◆ **DIRECTIVE**
Locate every line below that contains the word "name" and copy it.

◆ **EXCERPTED DATA**
# # # #
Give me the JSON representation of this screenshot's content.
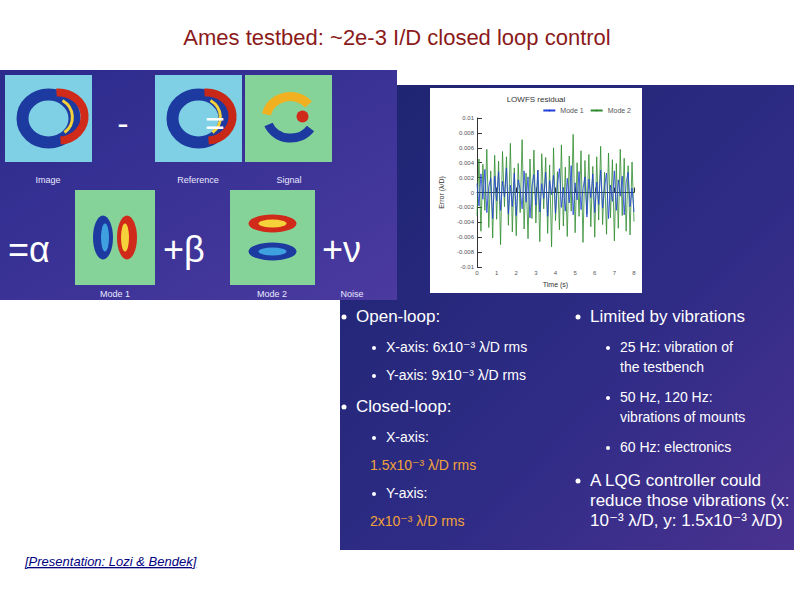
{
  "slide": {
    "title": "Ames testbed: ~2e-3 I/D closed loop control",
    "footer": "[Presentation: Lozi & Bendek]",
    "equation": {
      "top_labels": [
        "Image",
        "Reference",
        "Signal"
      ],
      "top_operators": [
        "-",
        "="
      ],
      "bottom_labels": [
        "Mode 1",
        "Mode 2",
        "Noise"
      ],
      "bottom_operators": [
        "=α",
        "+β",
        "+ν"
      ]
    },
    "left_bullets": [
      {
        "text": [
          "Open-loop:"
        ],
        "sub": [
          {
            "text": [
              "X-axis: 6x10⁻³ λ/D rms"
            ]
          },
          {
            "text": [
              "Y-axis: 9x10⁻³ λ/D rms"
            ]
          }
        ]
      },
      {
        "text": [
          "Closed-loop:"
        ],
        "sub": [
          {
            "text": [
              "X-axis:"
            ],
            "highlight": "1.5x10⁻³ λ/D rms"
          },
          {
            "text": [
              "Y-axis:"
            ],
            "highlight": "2x10⁻³ λ/D rms"
          }
        ]
      }
    ],
    "right_bullets": [
      {
        "text": [
          "Limited by vibrations"
        ],
        "sub": [
          {
            "text": [
              "25 Hz: vibration of",
              "the testbench"
            ]
          },
          {
            "text": [
              "50 Hz, 120 Hz:",
              "vibrations of mounts"
            ]
          },
          {
            "text": [
              "60 Hz: electronics"
            ]
          }
        ]
      },
      {
        "text": [
          "A LQG controller could",
          "reduce those vibrations (x:",
          "10⁻³ λ/D, y: 1.5x10⁻³ λ/D)"
        ],
        "sub": []
      }
    ]
  },
  "chart_data": {
    "type": "line",
    "title": "LOWFS residual",
    "x_label": "Time (s)",
    "y_label": "Error (λ/D)",
    "x": [
      0,
      0.1,
      0.2,
      0.3,
      0.4,
      0.5,
      0.6,
      0.7,
      0.8,
      0.9,
      1,
      1.1,
      1.2,
      1.3,
      1.4,
      1.5,
      1.6,
      1.7,
      1.8,
      1.9,
      2,
      2.1,
      2.2,
      2.3,
      2.4,
      2.5,
      2.6,
      2.7,
      2.8,
      2.9,
      3,
      3.1,
      3.2,
      3.3,
      3.4,
      3.5,
      3.6,
      3.7,
      3.8,
      3.9,
      4,
      4.1,
      4.2,
      4.3,
      4.4,
      4.5,
      4.6,
      4.7,
      4.8,
      4.9,
      5,
      5.1,
      5.2,
      5.3,
      5.4,
      5.5,
      5.6,
      5.7,
      5.8,
      5.9,
      6,
      6.1,
      6.2,
      6.3,
      6.4,
      6.5,
      6.6,
      6.7,
      6.8,
      6.9,
      7,
      7.1,
      7.2,
      7.3,
      7.4,
      7.5,
      7.6,
      7.7,
      7.8,
      7.9,
      8
    ],
    "series": [
      {
        "name": "Mode 1",
        "color": "#1f3fd8",
        "values": [
          0.0012,
          -0.0018,
          0.0025,
          -0.0009,
          0.0031,
          -0.0027,
          0.0008,
          0.0019,
          -0.0035,
          0.0022,
          -0.0011,
          0.0028,
          -0.0024,
          0.0015,
          -0.0006,
          0.0033,
          -0.0029,
          0.001,
          -0.0019,
          0.0026,
          -0.0031,
          0.0017,
          0.0004,
          -0.0022,
          0.0029,
          -0.0013,
          0.0021,
          -0.0034,
          0.0009,
          0.0024,
          -0.0017,
          0.003,
          -0.0026,
          0.0012,
          -0.0008,
          0.0027,
          -0.0032,
          0.0016,
          -0.0003,
          0.0023,
          -0.0028,
          0.0011,
          0.0032,
          -0.002,
          0.0007,
          -0.0025,
          0.0019,
          -0.0014,
          0.0036,
          -0.003,
          0.0013,
          -0.001,
          0.0028,
          -0.0023,
          0.0005,
          0.0021,
          -0.0033,
          0.0018,
          -0.0007,
          0.0025,
          -0.0027,
          0.0014,
          -0.0016,
          0.003,
          -0.0021,
          0.0008,
          0.0026,
          -0.0035,
          0.001,
          -0.0012,
          0.0029,
          -0.0024,
          0.0017,
          -0.0005,
          0.0022,
          -0.003,
          0.0013,
          0.0027,
          -0.0019,
          0.0006,
          -0.0026
        ]
      },
      {
        "name": "Mode 2",
        "color": "#2e8b2e",
        "values": [
          -0.0031,
          0.0045,
          -0.0052,
          0.0038,
          -0.0024,
          0.0058,
          -0.0047,
          0.0029,
          -0.0061,
          0.005,
          -0.0036,
          0.0042,
          -0.007,
          0.0055,
          -0.0019,
          0.0048,
          -0.0044,
          0.0066,
          -0.0053,
          0.0033,
          -0.0058,
          0.0039,
          -0.0027,
          0.0071,
          -0.0049,
          0.0026,
          -0.0062,
          0.0045,
          -0.0035,
          0.0057,
          -0.0041,
          0.003,
          -0.0066,
          0.0052,
          -0.0022,
          0.0047,
          -0.0055,
          0.0037,
          -0.0073,
          0.006,
          -0.0038,
          0.0028,
          -0.005,
          0.0064,
          -0.0045,
          0.0034,
          -0.0059,
          0.0049,
          -0.0025,
          0.0078,
          -0.0054,
          0.004,
          -0.0032,
          0.0056,
          -0.0067,
          0.0043,
          -0.0029,
          0.0051,
          -0.0046,
          0.0035,
          -0.006,
          0.0048,
          -0.0037,
          0.0062,
          -0.0043,
          0.0027,
          -0.0056,
          0.0053,
          -0.0034,
          0.0044,
          -0.0065,
          0.0039,
          -0.0048,
          0.0058,
          -0.0031,
          0.0046,
          -0.0052,
          0.0036,
          -0.0057,
          0.0041,
          -0.0039
        ]
      }
    ],
    "xlim": [
      0,
      8
    ],
    "xticks": [
      0,
      1,
      2,
      3,
      4,
      5,
      6,
      7,
      8
    ],
    "ylim": [
      -0.01,
      0.01
    ],
    "yticks": [
      -0.01,
      -0.008,
      -0.006,
      -0.004,
      -0.002,
      0,
      0.002,
      0.004,
      0.006,
      0.008,
      0.01
    ],
    "grid": false,
    "legend": "upper right"
  }
}
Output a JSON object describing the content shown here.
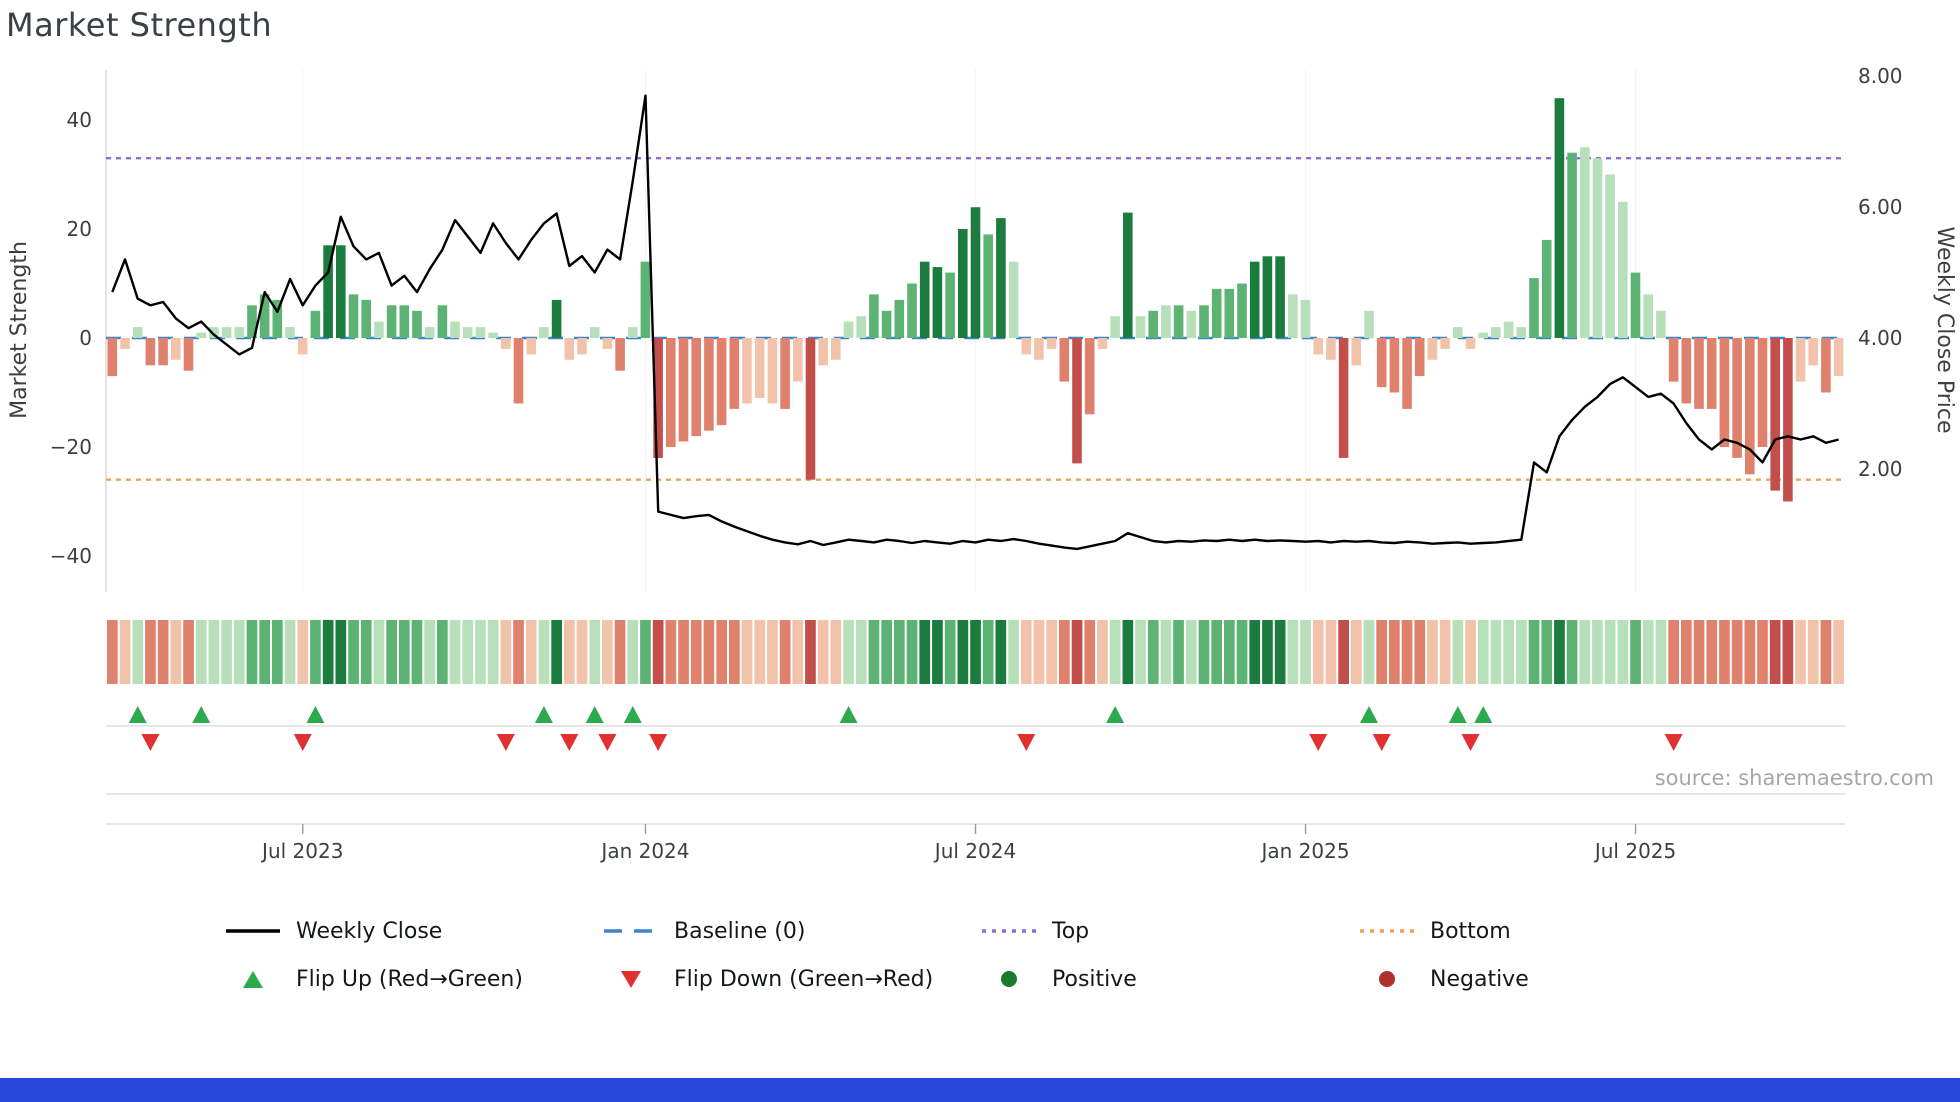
{
  "title": "Market Strength",
  "source": "source: sharemaestro.com",
  "colors": {
    "pos_light": "#b7dfb9",
    "pos_mid": "#5cb374",
    "pos_dark": "#1c7c3f",
    "neg_light": "#f2c3ab",
    "neg_mid": "#e0816d",
    "neg_dark": "#c24f4c",
    "line": "#000000",
    "baseline": "#3d85c6",
    "top": "#8a6fd8",
    "bottom": "#f0a358",
    "flip_up": "#2eaa4e",
    "flip_down": "#e03030",
    "positive_dot": "#1a7a2e",
    "negative_dot": "#b03030",
    "footer_bar": "#2647d7"
  },
  "chart_data": {
    "type": "bar+line",
    "x_unit": "week_index",
    "series": [
      {
        "name": "Market Strength",
        "type": "bar",
        "axis": "left",
        "values": [
          -7,
          -2,
          2,
          -5,
          -5,
          -4,
          -6,
          1,
          2,
          2,
          2,
          6,
          8,
          7,
          2,
          -3,
          5,
          17,
          17,
          8,
          7,
          3,
          6,
          6,
          5,
          2,
          6,
          3,
          2,
          2,
          1,
          -2,
          -12,
          -3,
          2,
          7,
          -4,
          -3,
          2,
          -2,
          -6,
          2,
          14,
          -22,
          -20,
          -19,
          -18,
          -17,
          -16,
          -13,
          -12,
          -11,
          -12,
          -13,
          -8,
          -26,
          -5,
          -4,
          3,
          4,
          8,
          5,
          7,
          10,
          14,
          13,
          12,
          20,
          24,
          19,
          22,
          14,
          -3,
          -4,
          -2,
          -8,
          -23,
          -14,
          -2,
          4,
          23,
          4,
          5,
          6,
          6,
          5,
          6,
          9,
          9,
          10,
          14,
          15,
          15,
          8,
          7,
          -3,
          -4,
          -22,
          -5,
          5,
          -9,
          -10,
          -13,
          -7,
          -4,
          -2,
          2,
          -2,
          1,
          2,
          3,
          2,
          11,
          18,
          44,
          34,
          35,
          33,
          30,
          25,
          12,
          8,
          5,
          -8,
          -12,
          -13,
          -13,
          -20,
          -22,
          -25,
          -20,
          -28,
          -30,
          -8,
          -5,
          -10,
          -7
        ]
      },
      {
        "name": "Weekly Close",
        "type": "line",
        "axis": "right",
        "values": [
          4.7,
          5.2,
          4.6,
          4.5,
          4.55,
          4.3,
          4.15,
          4.25,
          4.05,
          3.9,
          3.75,
          3.85,
          4.7,
          4.4,
          4.9,
          4.5,
          4.8,
          5.0,
          5.85,
          5.4,
          5.2,
          5.3,
          4.8,
          4.95,
          4.7,
          5.05,
          5.35,
          5.8,
          5.55,
          5.3,
          5.75,
          5.45,
          5.2,
          5.5,
          5.75,
          5.9,
          5.1,
          5.25,
          5.0,
          5.35,
          5.2,
          6.4,
          7.7,
          1.35,
          1.3,
          1.25,
          1.28,
          1.3,
          1.2,
          1.12,
          1.05,
          0.98,
          0.92,
          0.88,
          0.85,
          0.9,
          0.84,
          0.88,
          0.92,
          0.9,
          0.88,
          0.92,
          0.9,
          0.87,
          0.9,
          0.88,
          0.86,
          0.9,
          0.88,
          0.92,
          0.9,
          0.93,
          0.9,
          0.86,
          0.83,
          0.8,
          0.78,
          0.82,
          0.86,
          0.9,
          1.02,
          0.96,
          0.9,
          0.88,
          0.9,
          0.89,
          0.91,
          0.9,
          0.92,
          0.9,
          0.92,
          0.9,
          0.91,
          0.9,
          0.89,
          0.9,
          0.88,
          0.9,
          0.89,
          0.9,
          0.88,
          0.87,
          0.89,
          0.88,
          0.86,
          0.87,
          0.88,
          0.86,
          0.87,
          0.88,
          0.9,
          0.92,
          2.1,
          1.95,
          2.5,
          2.75,
          2.95,
          3.1,
          3.3,
          3.4,
          3.25,
          3.1,
          3.15,
          3.0,
          2.7,
          2.45,
          2.3,
          2.45,
          2.4,
          2.3,
          2.1,
          2.45,
          2.5,
          2.45,
          2.5,
          2.4,
          2.45
        ]
      }
    ],
    "bar_shades": "rpLrrprLLLLgggLpgGGggLgggLgLLLLprpLGppLprLgRrrrrrrppprpRppLLggggGGgGGgGLppprRrpLGLgLgLggggGGGLLppRpLrrrrppLpLLLLggGgLLLLgLLrrrrrrrrRRpprp",
    "shade_key": {
      "L": "light green",
      "g": "medium green",
      "G": "dark green",
      "p": "pale red",
      "r": "medium red",
      "R": "dark red"
    },
    "baseline": 0,
    "top_level": 33,
    "bottom_level": -26,
    "flip_up_indices": [
      2,
      7,
      16,
      34,
      38,
      41,
      58,
      79,
      99,
      106,
      108
    ],
    "flip_down_indices": [
      3,
      15,
      31,
      36,
      39,
      43,
      72,
      95,
      100,
      107,
      123
    ],
    "left_axis": {
      "label": "Market Strength",
      "range": [
        -46,
        49
      ],
      "ticks": [
        {
          "v": 40,
          "label": "40"
        },
        {
          "v": 20,
          "label": "20"
        },
        {
          "v": 0,
          "label": "0"
        },
        {
          "v": -20,
          "label": "−20"
        },
        {
          "v": -40,
          "label": "−40"
        }
      ]
    },
    "right_axis": {
      "label": "Weekly Close Price",
      "range": [
        0.6,
        8.1
      ],
      "ticks": [
        {
          "v": 8,
          "label": "8.00"
        },
        {
          "v": 6,
          "label": "6.00"
        },
        {
          "v": 4,
          "label": "4.00"
        },
        {
          "v": 2,
          "label": "2.00"
        }
      ]
    },
    "x_axis": {
      "ticks": [
        {
          "i": 15,
          "label": "Jul 2023"
        },
        {
          "i": 42,
          "label": "Jan 2024"
        },
        {
          "i": 68,
          "label": "Jul 2024"
        },
        {
          "i": 94,
          "label": "Jan 2025"
        },
        {
          "i": 120,
          "label": "Jul 2025"
        }
      ]
    },
    "heatmap": "strip below chart mirrors bar sign/shade per week"
  },
  "legend": {
    "items": [
      {
        "label": "Weekly Close",
        "marker": "solid-black-line"
      },
      {
        "label": "Baseline (0)",
        "marker": "blue-dashed-line"
      },
      {
        "label": "Top",
        "marker": "purple-dotted-line"
      },
      {
        "label": "Bottom",
        "marker": "orange-dotted-line"
      },
      {
        "label": "Flip Up (Red→Green)",
        "marker": "green-up-triangle"
      },
      {
        "label": "Flip Down (Green→Red)",
        "marker": "red-down-triangle"
      },
      {
        "label": "Positive",
        "marker": "green-dot"
      },
      {
        "label": "Negative",
        "marker": "dark-red-dot"
      }
    ]
  }
}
# # # #
◆ **TASK SOLUTION**
        "name": "Mode 1",
        "name": "Mode 2",
        "name": "Market Strength",
        "name": "Weekly Close",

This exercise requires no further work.